**What the task asks:**
Repeat the full listing below verbatim and keep the images out.

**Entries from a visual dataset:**
— begin —
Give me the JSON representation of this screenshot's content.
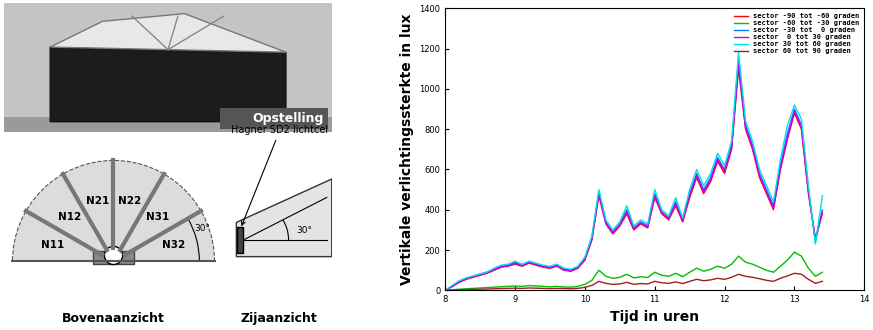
{
  "chart_data": {
    "type": "line",
    "x_label": "Tijd in uren",
    "y_label": "Vertikale verlichtingssterkte in lux",
    "x": [
      8.0,
      8.1,
      8.2,
      8.3,
      8.4,
      8.5,
      8.6,
      8.7,
      8.8,
      8.9,
      9.0,
      9.1,
      9.2,
      9.3,
      9.4,
      9.5,
      9.6,
      9.7,
      9.8,
      9.9,
      10.0,
      10.1,
      10.2,
      10.3,
      10.4,
      10.5,
      10.6,
      10.7,
      10.8,
      10.9,
      11.0,
      11.1,
      11.2,
      11.3,
      11.4,
      11.5,
      11.6,
      11.7,
      11.8,
      11.9,
      12.0,
      12.1,
      12.2,
      12.3,
      12.4,
      12.5,
      12.6,
      12.7,
      12.8,
      12.9,
      13.0,
      13.1,
      13.2,
      13.3,
      13.4
    ],
    "series": [
      {
        "name": "sector -90 tot -60 graden",
        "color": "#ff0000",
        "values": [
          0,
          20,
          40,
          55,
          65,
          75,
          85,
          100,
          115,
          120,
          130,
          120,
          135,
          125,
          115,
          110,
          120,
          100,
          95,
          110,
          150,
          250,
          470,
          330,
          280,
          320,
          380,
          300,
          330,
          310,
          460,
          380,
          350,
          420,
          340,
          460,
          560,
          480,
          540,
          640,
          580,
          700,
          1100,
          800,
          700,
          560,
          480,
          400,
          600,
          750,
          880,
          800,
          480,
          260,
          380
        ]
      },
      {
        "name": "sector -60 tot -30 graden",
        "color": "#00c000",
        "values": [
          0,
          3,
          6,
          8,
          10,
          12,
          14,
          16,
          18,
          20,
          22,
          20,
          24,
          22,
          20,
          18,
          20,
          17,
          16,
          20,
          30,
          50,
          100,
          70,
          60,
          65,
          80,
          62,
          68,
          64,
          90,
          75,
          70,
          85,
          68,
          90,
          110,
          95,
          105,
          120,
          110,
          130,
          170,
          140,
          130,
          115,
          100,
          90,
          120,
          150,
          190,
          170,
          110,
          70,
          90
        ]
      },
      {
        "name": "sector -30 tot  0 graden",
        "color": "#0080ff",
        "values": [
          0,
          22,
          45,
          60,
          70,
          80,
          90,
          105,
          120,
          125,
          140,
          125,
          140,
          130,
          120,
          115,
          125,
          105,
          100,
          115,
          160,
          260,
          490,
          340,
          290,
          330,
          400,
          310,
          340,
          320,
          480,
          390,
          360,
          440,
          350,
          480,
          580,
          500,
          560,
          660,
          600,
          720,
          1150,
          820,
          720,
          580,
          500,
          420,
          620,
          780,
          900,
          820,
          500,
          240,
          400
        ]
      },
      {
        "name": "sector  0 tot 30 graden",
        "color": "#c000ff",
        "values": [
          0,
          18,
          42,
          58,
          68,
          78,
          88,
          102,
          118,
          122,
          135,
          122,
          138,
          128,
          118,
          112,
          122,
          102,
          98,
          112,
          155,
          255,
          480,
          335,
          285,
          325,
          390,
          305,
          335,
          315,
          470,
          385,
          355,
          430,
          345,
          470,
          570,
          490,
          550,
          650,
          590,
          710,
          1120,
          810,
          710,
          570,
          490,
          410,
          610,
          760,
          890,
          810,
          490,
          250,
          390
        ]
      },
      {
        "name": "sector 30 tot 60 graden",
        "color": "#00e0e0",
        "values": [
          0,
          25,
          48,
          62,
          72,
          82,
          92,
          110,
          125,
          130,
          145,
          130,
          145,
          135,
          125,
          120,
          130,
          110,
          105,
          120,
          165,
          270,
          500,
          350,
          300,
          340,
          420,
          320,
          350,
          330,
          500,
          400,
          370,
          460,
          360,
          500,
          600,
          520,
          580,
          680,
          620,
          740,
          1180,
          840,
          740,
          600,
          520,
          440,
          650,
          820,
          920,
          850,
          520,
          230,
          470
        ]
      },
      {
        "name": "sector 60 tot 90 graden",
        "color": "#a02020",
        "values": [
          0,
          1,
          3,
          4,
          5,
          6,
          7,
          8,
          9,
          10,
          11,
          10,
          12,
          11,
          10,
          9,
          10,
          9,
          8,
          10,
          15,
          25,
          45,
          35,
          30,
          32,
          40,
          30,
          34,
          32,
          45,
          38,
          35,
          42,
          34,
          45,
          55,
          48,
          52,
          60,
          55,
          65,
          80,
          70,
          65,
          58,
          50,
          45,
          60,
          72,
          85,
          80,
          55,
          35,
          45
        ]
      }
    ],
    "xlim": [
      8,
      14
    ],
    "xticks": [
      8,
      9,
      10,
      11,
      12,
      13,
      14
    ],
    "ylim": [
      0,
      1400
    ],
    "yticks": [
      0,
      200,
      400,
      600,
      800,
      1000,
      1200,
      1400
    ],
    "legend": "upper right",
    "grid": false
  },
  "photo": {
    "label": "Opstelling"
  },
  "top_view": {
    "title": "Bovenaanzicht",
    "sectors": [
      "N11",
      "N12",
      "N21",
      "N22",
      "N31",
      "N32"
    ],
    "angle_label": "30°"
  },
  "side_view": {
    "title": "Zijaanzicht",
    "sensor_label": "Hagner SD2 lichtcel",
    "angle_label": "30°"
  }
}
— end —
**Final result:**
Give me the JSON representation of this screenshot's content.
{
  "chart_data": {
    "type": "line",
    "x_label": "Tijd in uren",
    "y_label": "Vertikale verlichtingssterkte in lux",
    "x": [
      8.0,
      8.1,
      8.2,
      8.3,
      8.4,
      8.5,
      8.6,
      8.7,
      8.8,
      8.9,
      9.0,
      9.1,
      9.2,
      9.3,
      9.4,
      9.5,
      9.6,
      9.7,
      9.8,
      9.9,
      10.0,
      10.1,
      10.2,
      10.3,
      10.4,
      10.5,
      10.6,
      10.7,
      10.8,
      10.9,
      11.0,
      11.1,
      11.2,
      11.3,
      11.4,
      11.5,
      11.6,
      11.7,
      11.8,
      11.9,
      12.0,
      12.1,
      12.2,
      12.3,
      12.4,
      12.5,
      12.6,
      12.7,
      12.8,
      12.9,
      13.0,
      13.1,
      13.2,
      13.3,
      13.4
    ],
    "series": [
      {
        "name": "sector -90 tot -60 graden",
        "color": "#ff0000",
        "values": [
          0,
          20,
          40,
          55,
          65,
          75,
          85,
          100,
          115,
          120,
          130,
          120,
          135,
          125,
          115,
          110,
          120,
          100,
          95,
          110,
          150,
          250,
          470,
          330,
          280,
          320,
          380,
          300,
          330,
          310,
          460,
          380,
          350,
          420,
          340,
          460,
          560,
          480,
          540,
          640,
          580,
          700,
          1100,
          800,
          700,
          560,
          480,
          400,
          600,
          750,
          880,
          800,
          480,
          260,
          380
        ]
      },
      {
        "name": "sector -60 tot -30 graden",
        "color": "#00c000",
        "values": [
          0,
          3,
          6,
          8,
          10,
          12,
          14,
          16,
          18,
          20,
          22,
          20,
          24,
          22,
          20,
          18,
          20,
          17,
          16,
          20,
          30,
          50,
          100,
          70,
          60,
          65,
          80,
          62,
          68,
          64,
          90,
          75,
          70,
          85,
          68,
          90,
          110,
          95,
          105,
          120,
          110,
          130,
          170,
          140,
          130,
          115,
          100,
          90,
          120,
          150,
          190,
          170,
          110,
          70,
          90
        ]
      },
      {
        "name": "sector -30 tot  0 graden",
        "color": "#0080ff",
        "values": [
          0,
          22,
          45,
          60,
          70,
          80,
          90,
          105,
          120,
          125,
          140,
          125,
          140,
          130,
          120,
          115,
          125,
          105,
          100,
          115,
          160,
          260,
          490,
          340,
          290,
          330,
          400,
          310,
          340,
          320,
          480,
          390,
          360,
          440,
          350,
          480,
          580,
          500,
          560,
          660,
          600,
          720,
          1150,
          820,
          720,
          580,
          500,
          420,
          620,
          780,
          900,
          820,
          500,
          240,
          400
        ]
      },
      {
        "name": "sector  0 tot 30 graden",
        "color": "#c000ff",
        "values": [
          0,
          18,
          42,
          58,
          68,
          78,
          88,
          102,
          118,
          122,
          135,
          122,
          138,
          128,
          118,
          112,
          122,
          102,
          98,
          112,
          155,
          255,
          480,
          335,
          285,
          325,
          390,
          305,
          335,
          315,
          470,
          385,
          355,
          430,
          345,
          470,
          570,
          490,
          550,
          650,
          590,
          710,
          1120,
          810,
          710,
          570,
          490,
          410,
          610,
          760,
          890,
          810,
          490,
          250,
          390
        ]
      },
      {
        "name": "sector 30 tot 60 graden",
        "color": "#00e0e0",
        "values": [
          0,
          25,
          48,
          62,
          72,
          82,
          92,
          110,
          125,
          130,
          145,
          130,
          145,
          135,
          125,
          120,
          130,
          110,
          105,
          120,
          165,
          270,
          500,
          350,
          300,
          340,
          420,
          320,
          350,
          330,
          500,
          400,
          370,
          460,
          360,
          500,
          600,
          520,
          580,
          680,
          620,
          740,
          1180,
          840,
          740,
          600,
          520,
          440,
          650,
          820,
          920,
          850,
          520,
          230,
          470
        ]
      },
      {
        "name": "sector 60 tot 90 graden",
        "color": "#a02020",
        "values": [
          0,
          1,
          3,
          4,
          5,
          6,
          7,
          8,
          9,
          10,
          11,
          10,
          12,
          11,
          10,
          9,
          10,
          9,
          8,
          10,
          15,
          25,
          45,
          35,
          30,
          32,
          40,
          30,
          34,
          32,
          45,
          38,
          35,
          42,
          34,
          45,
          55,
          48,
          52,
          60,
          55,
          65,
          80,
          70,
          65,
          58,
          50,
          45,
          60,
          72,
          85,
          80,
          55,
          35,
          45
        ]
      }
    ],
    "xlim": [
      8,
      14
    ],
    "xticks": [
      8,
      9,
      10,
      11,
      12,
      13,
      14
    ],
    "ylim": [
      0,
      1400
    ],
    "yticks": [
      0,
      200,
      400,
      600,
      800,
      1000,
      1200,
      1400
    ],
    "legend": "upper right",
    "grid": false
  },
  "photo": {
    "label": "Opstelling"
  },
  "top_view": {
    "title": "Bovenaanzicht",
    "sectors": [
      "N11",
      "N12",
      "N21",
      "N22",
      "N31",
      "N32"
    ],
    "angle_label": "30°"
  },
  "side_view": {
    "title": "Zijaanzicht",
    "sensor_label": "Hagner SD2 lichtcel",
    "angle_label": "30°"
  }
}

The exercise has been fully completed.